Given instruction: Make an exact copy of the listing below.

Input data:

————————

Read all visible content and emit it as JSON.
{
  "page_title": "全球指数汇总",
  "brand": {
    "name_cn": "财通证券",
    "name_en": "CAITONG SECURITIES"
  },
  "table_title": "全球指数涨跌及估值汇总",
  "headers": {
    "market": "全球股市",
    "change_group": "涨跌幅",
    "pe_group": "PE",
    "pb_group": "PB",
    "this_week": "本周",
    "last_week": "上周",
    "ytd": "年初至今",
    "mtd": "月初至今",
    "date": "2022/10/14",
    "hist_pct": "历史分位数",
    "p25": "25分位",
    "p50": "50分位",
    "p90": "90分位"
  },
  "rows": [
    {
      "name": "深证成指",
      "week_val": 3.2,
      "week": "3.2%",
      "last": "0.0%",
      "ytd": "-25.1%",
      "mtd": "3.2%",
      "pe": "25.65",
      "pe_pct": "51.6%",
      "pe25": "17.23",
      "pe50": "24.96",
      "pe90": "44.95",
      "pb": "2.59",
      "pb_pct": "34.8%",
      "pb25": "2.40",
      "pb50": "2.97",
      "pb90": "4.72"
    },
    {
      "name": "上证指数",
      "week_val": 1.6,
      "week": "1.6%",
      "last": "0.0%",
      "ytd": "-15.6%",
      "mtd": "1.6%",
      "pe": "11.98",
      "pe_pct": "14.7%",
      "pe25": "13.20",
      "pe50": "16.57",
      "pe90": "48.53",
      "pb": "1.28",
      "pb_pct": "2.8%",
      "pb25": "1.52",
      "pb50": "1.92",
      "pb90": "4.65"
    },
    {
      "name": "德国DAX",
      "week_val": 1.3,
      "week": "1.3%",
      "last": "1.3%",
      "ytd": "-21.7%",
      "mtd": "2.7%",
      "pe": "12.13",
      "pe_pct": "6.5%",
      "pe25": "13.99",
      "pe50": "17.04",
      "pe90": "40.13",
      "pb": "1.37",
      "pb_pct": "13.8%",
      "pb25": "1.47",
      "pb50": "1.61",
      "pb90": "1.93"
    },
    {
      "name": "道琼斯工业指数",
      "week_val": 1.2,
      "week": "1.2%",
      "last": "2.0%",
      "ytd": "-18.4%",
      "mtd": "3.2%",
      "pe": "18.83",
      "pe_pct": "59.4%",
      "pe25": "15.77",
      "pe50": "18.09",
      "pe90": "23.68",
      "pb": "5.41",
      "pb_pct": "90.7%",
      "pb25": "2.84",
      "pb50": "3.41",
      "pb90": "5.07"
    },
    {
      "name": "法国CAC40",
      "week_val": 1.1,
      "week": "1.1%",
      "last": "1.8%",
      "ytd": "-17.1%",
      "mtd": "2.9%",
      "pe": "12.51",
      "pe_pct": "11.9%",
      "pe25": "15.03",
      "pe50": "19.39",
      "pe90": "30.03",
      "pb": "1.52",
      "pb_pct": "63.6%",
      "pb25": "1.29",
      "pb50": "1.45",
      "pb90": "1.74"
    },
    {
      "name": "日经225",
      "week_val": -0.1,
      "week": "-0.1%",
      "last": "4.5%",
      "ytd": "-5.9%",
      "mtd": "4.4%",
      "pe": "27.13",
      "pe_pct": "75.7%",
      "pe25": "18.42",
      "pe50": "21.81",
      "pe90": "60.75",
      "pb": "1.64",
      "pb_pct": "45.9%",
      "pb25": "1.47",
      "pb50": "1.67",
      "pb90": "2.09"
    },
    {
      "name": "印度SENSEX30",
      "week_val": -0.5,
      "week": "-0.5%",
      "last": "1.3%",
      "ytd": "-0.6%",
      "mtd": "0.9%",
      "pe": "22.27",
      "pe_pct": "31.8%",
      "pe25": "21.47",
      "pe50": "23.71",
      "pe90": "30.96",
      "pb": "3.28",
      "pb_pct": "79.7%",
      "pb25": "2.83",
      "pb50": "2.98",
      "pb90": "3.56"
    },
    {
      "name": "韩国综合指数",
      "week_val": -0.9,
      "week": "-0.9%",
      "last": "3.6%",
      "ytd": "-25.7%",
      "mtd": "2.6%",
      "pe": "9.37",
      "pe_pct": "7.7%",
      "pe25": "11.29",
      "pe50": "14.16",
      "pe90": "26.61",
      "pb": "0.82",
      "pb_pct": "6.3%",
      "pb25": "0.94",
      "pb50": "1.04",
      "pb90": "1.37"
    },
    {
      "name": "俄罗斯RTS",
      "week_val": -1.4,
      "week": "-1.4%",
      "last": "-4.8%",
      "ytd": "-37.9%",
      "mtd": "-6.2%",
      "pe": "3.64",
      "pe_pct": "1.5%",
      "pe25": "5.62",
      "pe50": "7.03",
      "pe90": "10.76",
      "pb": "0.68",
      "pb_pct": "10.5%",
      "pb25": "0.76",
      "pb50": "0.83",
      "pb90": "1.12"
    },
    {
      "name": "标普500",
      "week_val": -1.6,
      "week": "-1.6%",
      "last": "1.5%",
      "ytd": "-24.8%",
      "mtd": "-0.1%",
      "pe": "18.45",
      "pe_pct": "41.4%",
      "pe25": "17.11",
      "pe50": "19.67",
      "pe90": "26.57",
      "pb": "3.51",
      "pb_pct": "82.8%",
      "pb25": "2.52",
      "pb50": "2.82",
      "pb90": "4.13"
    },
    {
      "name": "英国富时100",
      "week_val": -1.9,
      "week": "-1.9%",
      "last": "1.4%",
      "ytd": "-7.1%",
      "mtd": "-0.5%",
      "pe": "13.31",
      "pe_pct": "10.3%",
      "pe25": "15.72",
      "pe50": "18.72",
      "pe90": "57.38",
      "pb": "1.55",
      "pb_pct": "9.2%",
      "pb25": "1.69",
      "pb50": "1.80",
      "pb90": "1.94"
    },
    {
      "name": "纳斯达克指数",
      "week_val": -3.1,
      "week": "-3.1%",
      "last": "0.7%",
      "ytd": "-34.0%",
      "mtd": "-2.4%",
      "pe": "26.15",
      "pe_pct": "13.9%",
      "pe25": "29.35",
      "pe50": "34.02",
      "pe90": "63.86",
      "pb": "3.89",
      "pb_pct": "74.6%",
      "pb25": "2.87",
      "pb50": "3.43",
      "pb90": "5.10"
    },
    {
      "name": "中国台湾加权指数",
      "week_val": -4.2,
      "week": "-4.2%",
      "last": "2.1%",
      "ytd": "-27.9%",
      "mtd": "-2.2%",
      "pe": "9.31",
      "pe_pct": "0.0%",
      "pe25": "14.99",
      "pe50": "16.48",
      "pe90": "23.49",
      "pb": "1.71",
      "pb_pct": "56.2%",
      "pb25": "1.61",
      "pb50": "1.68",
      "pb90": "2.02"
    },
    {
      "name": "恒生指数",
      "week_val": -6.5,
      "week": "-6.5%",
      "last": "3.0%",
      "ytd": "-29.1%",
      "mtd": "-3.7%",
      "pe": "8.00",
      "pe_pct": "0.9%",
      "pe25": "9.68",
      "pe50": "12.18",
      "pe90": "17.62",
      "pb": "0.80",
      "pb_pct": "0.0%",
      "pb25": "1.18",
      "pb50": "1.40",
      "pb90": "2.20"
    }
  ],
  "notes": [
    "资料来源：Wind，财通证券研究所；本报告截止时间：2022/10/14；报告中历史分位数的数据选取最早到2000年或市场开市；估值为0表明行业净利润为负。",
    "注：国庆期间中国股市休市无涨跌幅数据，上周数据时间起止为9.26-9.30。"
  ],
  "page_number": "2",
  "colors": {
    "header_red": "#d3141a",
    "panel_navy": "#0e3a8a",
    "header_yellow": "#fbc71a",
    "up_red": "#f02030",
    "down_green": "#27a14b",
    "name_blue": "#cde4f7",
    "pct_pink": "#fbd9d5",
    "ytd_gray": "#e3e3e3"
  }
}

————————

Final result:
Read all visible content and emit it as JSON.
{
  "page_title": "全球指数汇总",
  "brand": {
    "name_cn": "财通证券",
    "name_en": "CAITONG SECURITIES"
  },
  "table_title": "全球指数涨跌及估值汇总",
  "headers": {
    "market": "全球股市",
    "change_group": "涨跌幅",
    "pe_group": "PE",
    "pb_group": "PB",
    "this_week": "本周",
    "last_week": "上周",
    "ytd": "年初至今",
    "mtd": "月初至今",
    "date": "2022/10/14",
    "hist_pct": "历史分位数",
    "p25": "25分位",
    "p50": "50分位",
    "p90": "90分位"
  },
  "rows": [
    {
      "name": "深证成指",
      "week_val": 3.2,
      "week": "3.2%",
      "last": "0.0%",
      "ytd": "-25.1%",
      "mtd": "3.2%",
      "pe": "25.65",
      "pe_pct": "51.6%",
      "pe25": "17.23",
      "pe50": "24.96",
      "pe90": "44.95",
      "pb": "2.59",
      "pb_pct": "34.8%",
      "pb25": "2.40",
      "pb50": "2.97",
      "pb90": "4.72"
    },
    {
      "name": "上证指数",
      "week_val": 1.6,
      "week": "1.6%",
      "last": "0.0%",
      "ytd": "-15.6%",
      "mtd": "1.6%",
      "pe": "11.98",
      "pe_pct": "14.7%",
      "pe25": "13.20",
      "pe50": "16.57",
      "pe90": "48.53",
      "pb": "1.28",
      "pb_pct": "2.8%",
      "pb25": "1.52",
      "pb50": "1.92",
      "pb90": "4.65"
    },
    {
      "name": "德国DAX",
      "week_val": 1.3,
      "week": "1.3%",
      "last": "1.3%",
      "ytd": "-21.7%",
      "mtd": "2.7%",
      "pe": "12.13",
      "pe_pct": "6.5%",
      "pe25": "13.99",
      "pe50": "17.04",
      "pe90": "40.13",
      "pb": "1.37",
      "pb_pct": "13.8%",
      "pb25": "1.47",
      "pb50": "1.61",
      "pb90": "1.93"
    },
    {
      "name": "道琼斯工业指数",
      "week_val": 1.2,
      "week": "1.2%",
      "last": "2.0%",
      "ytd": "-18.4%",
      "mtd": "3.2%",
      "pe": "18.83",
      "pe_pct": "59.4%",
      "pe25": "15.77",
      "pe50": "18.09",
      "pe90": "23.68",
      "pb": "5.41",
      "pb_pct": "90.7%",
      "pb25": "2.84",
      "pb50": "3.41",
      "pb90": "5.07"
    },
    {
      "name": "法国CAC40",
      "week_val": 1.1,
      "week": "1.1%",
      "last": "1.8%",
      "ytd": "-17.1%",
      "mtd": "2.9%",
      "pe": "12.51",
      "pe_pct": "11.9%",
      "pe25": "15.03",
      "pe50": "19.39",
      "pe90": "30.03",
      "pb": "1.52",
      "pb_pct": "63.6%",
      "pb25": "1.29",
      "pb50": "1.45",
      "pb90": "1.74"
    },
    {
      "name": "日经225",
      "week_val": -0.1,
      "week": "-0.1%",
      "last": "4.5%",
      "ytd": "-5.9%",
      "mtd": "4.4%",
      "pe": "27.13",
      "pe_pct": "75.7%",
      "pe25": "18.42",
      "pe50": "21.81",
      "pe90": "60.75",
      "pb": "1.64",
      "pb_pct": "45.9%",
      "pb25": "1.47",
      "pb50": "1.67",
      "pb90": "2.09"
    },
    {
      "name": "印度SENSEX30",
      "week_val": -0.5,
      "week": "-0.5%",
      "last": "1.3%",
      "ytd": "-0.6%",
      "mtd": "0.9%",
      "pe": "22.27",
      "pe_pct": "31.8%",
      "pe25": "21.47",
      "pe50": "23.71",
      "pe90": "30.96",
      "pb": "3.28",
      "pb_pct": "79.7%",
      "pb25": "2.83",
      "pb50": "2.98",
      "pb90": "3.56"
    },
    {
      "name": "韩国综合指数",
      "week_val": -0.9,
      "week": "-0.9%",
      "last": "3.6%",
      "ytd": "-25.7%",
      "mtd": "2.6%",
      "pe": "9.37",
      "pe_pct": "7.7%",
      "pe25": "11.29",
      "pe50": "14.16",
      "pe90": "26.61",
      "pb": "0.82",
      "pb_pct": "6.3%",
      "pb25": "0.94",
      "pb50": "1.04",
      "pb90": "1.37"
    },
    {
      "name": "俄罗斯RTS",
      "week_val": -1.4,
      "week": "-1.4%",
      "last": "-4.8%",
      "ytd": "-37.9%",
      "mtd": "-6.2%",
      "pe": "3.64",
      "pe_pct": "1.5%",
      "pe25": "5.62",
      "pe50": "7.03",
      "pe90": "10.76",
      "pb": "0.68",
      "pb_pct": "10.5%",
      "pb25": "0.76",
      "pb50": "0.83",
      "pb90": "1.12"
    },
    {
      "name": "标普500",
      "week_val": -1.6,
      "week": "-1.6%",
      "last": "1.5%",
      "ytd": "-24.8%",
      "mtd": "-0.1%",
      "pe": "18.45",
      "pe_pct": "41.4%",
      "pe25": "17.11",
      "pe50": "19.67",
      "pe90": "26.57",
      "pb": "3.51",
      "pb_pct": "82.8%",
      "pb25": "2.52",
      "pb50": "2.82",
      "pb90": "4.13"
    },
    {
      "name": "英国富时100",
      "week_val": -1.9,
      "week": "-1.9%",
      "last": "1.4%",
      "ytd": "-7.1%",
      "mtd": "-0.5%",
      "pe": "13.31",
      "pe_pct": "10.3%",
      "pe25": "15.72",
      "pe50": "18.72",
      "pe90": "57.38",
      "pb": "1.55",
      "pb_pct": "9.2%",
      "pb25": "1.69",
      "pb50": "1.80",
      "pb90": "1.94"
    },
    {
      "name": "纳斯达克指数",
      "week_val": -3.1,
      "week": "-3.1%",
      "last": "0.7%",
      "ytd": "-34.0%",
      "mtd": "-2.4%",
      "pe": "26.15",
      "pe_pct": "13.9%",
      "pe25": "29.35",
      "pe50": "34.02",
      "pe90": "63.86",
      "pb": "3.89",
      "pb_pct": "74.6%",
      "pb25": "2.87",
      "pb50": "3.43",
      "pb90": "5.10"
    },
    {
      "name": "中国台湾加权指数",
      "week_val": -4.2,
      "week": "-4.2%",
      "last": "2.1%",
      "ytd": "-27.9%",
      "mtd": "-2.2%",
      "pe": "9.31",
      "pe_pct": "0.0%",
      "pe25": "14.99",
      "pe50": "16.48",
      "pe90": "23.49",
      "pb": "1.71",
      "pb_pct": "56.2%",
      "pb25": "1.61",
      "pb50": "1.68",
      "pb90": "2.02"
    },
    {
      "name": "恒生指数",
      "week_val": -6.5,
      "week": "-6.5%",
      "last": "3.0%",
      "ytd": "-29.1%",
      "mtd": "-3.7%",
      "pe": "8.00",
      "pe_pct": "0.9%",
      "pe25": "9.68",
      "pe50": "12.18",
      "pe90": "17.62",
      "pb": "0.80",
      "pb_pct": "0.0%",
      "pb25": "1.18",
      "pb50": "1.40",
      "pb90": "2.20"
    }
  ],
  "notes": [
    "资料来源：Wind，财通证券研究所；本报告截止时间：2022/10/14；报告中历史分位数的数据选取最早到2000年或市场开市；估值为0表明行业净利润为负。",
    "注：国庆期间中国股市休市无涨跌幅数据，上周数据时间起止为9.26-9.30。"
  ],
  "page_number": "2",
  "colors": {
    "header_red": "#d3141a",
    "panel_navy": "#0e3a8a",
    "header_yellow": "#fbc71a",
    "up_red": "#f02030",
    "down_green": "#27a14b",
    "name_blue": "#cde4f7",
    "pct_pink": "#fbd9d5",
    "ytd_gray": "#e3e3e3"
  }
}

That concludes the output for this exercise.